**Exercise**
In the listing below, count the lines containing the string "JSON" and state only the number.

**Stored data**

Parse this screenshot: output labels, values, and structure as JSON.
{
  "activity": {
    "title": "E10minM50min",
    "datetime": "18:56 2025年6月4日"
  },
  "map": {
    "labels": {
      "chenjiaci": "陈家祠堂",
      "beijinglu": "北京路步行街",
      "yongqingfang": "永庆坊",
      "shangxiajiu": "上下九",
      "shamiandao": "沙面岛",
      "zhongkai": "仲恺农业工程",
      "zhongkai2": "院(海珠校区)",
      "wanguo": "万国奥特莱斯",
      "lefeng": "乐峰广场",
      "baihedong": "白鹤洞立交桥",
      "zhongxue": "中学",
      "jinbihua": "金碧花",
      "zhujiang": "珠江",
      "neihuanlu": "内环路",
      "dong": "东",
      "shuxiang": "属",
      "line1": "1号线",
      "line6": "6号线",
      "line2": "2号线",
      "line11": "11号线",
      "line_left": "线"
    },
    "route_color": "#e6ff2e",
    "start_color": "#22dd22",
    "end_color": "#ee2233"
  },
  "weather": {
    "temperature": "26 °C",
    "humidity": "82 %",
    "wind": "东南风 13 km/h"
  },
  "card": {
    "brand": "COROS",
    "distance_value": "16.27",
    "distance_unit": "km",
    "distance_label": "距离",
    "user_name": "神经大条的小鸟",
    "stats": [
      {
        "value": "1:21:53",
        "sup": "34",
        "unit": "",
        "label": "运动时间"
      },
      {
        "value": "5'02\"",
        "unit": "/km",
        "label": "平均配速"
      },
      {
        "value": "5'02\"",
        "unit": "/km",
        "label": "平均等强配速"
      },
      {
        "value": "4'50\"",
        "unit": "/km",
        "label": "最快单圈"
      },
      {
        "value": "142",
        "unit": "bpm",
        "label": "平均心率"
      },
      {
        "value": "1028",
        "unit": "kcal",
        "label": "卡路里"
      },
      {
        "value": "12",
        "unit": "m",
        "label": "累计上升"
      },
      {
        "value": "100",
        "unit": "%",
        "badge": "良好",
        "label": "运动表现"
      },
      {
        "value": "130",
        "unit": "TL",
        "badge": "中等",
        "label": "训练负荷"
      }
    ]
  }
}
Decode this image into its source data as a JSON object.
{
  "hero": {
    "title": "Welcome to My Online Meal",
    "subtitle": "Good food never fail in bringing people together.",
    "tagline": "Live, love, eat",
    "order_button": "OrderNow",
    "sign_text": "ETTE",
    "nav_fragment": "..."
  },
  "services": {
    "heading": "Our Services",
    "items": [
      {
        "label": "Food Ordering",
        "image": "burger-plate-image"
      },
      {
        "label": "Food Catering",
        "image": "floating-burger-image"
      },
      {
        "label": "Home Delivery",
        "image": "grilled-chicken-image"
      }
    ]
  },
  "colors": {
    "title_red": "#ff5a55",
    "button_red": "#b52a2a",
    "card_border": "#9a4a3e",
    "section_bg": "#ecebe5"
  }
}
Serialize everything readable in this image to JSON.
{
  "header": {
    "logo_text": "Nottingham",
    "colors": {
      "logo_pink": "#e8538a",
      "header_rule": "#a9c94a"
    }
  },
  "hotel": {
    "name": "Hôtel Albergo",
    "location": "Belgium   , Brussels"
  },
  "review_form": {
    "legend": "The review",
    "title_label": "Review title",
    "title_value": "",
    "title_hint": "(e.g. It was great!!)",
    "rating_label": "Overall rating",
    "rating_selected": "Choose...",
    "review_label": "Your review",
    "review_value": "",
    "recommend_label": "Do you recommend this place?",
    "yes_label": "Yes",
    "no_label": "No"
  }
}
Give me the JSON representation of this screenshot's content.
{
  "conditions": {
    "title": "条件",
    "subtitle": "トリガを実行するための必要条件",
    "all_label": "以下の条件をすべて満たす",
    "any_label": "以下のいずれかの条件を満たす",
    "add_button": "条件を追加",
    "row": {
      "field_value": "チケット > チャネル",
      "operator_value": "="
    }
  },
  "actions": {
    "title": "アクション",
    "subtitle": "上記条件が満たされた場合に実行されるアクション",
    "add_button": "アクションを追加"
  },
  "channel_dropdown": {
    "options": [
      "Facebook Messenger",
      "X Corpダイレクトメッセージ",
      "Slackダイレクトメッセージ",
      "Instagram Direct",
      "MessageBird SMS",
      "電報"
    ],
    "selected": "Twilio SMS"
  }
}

**Problem solution**
4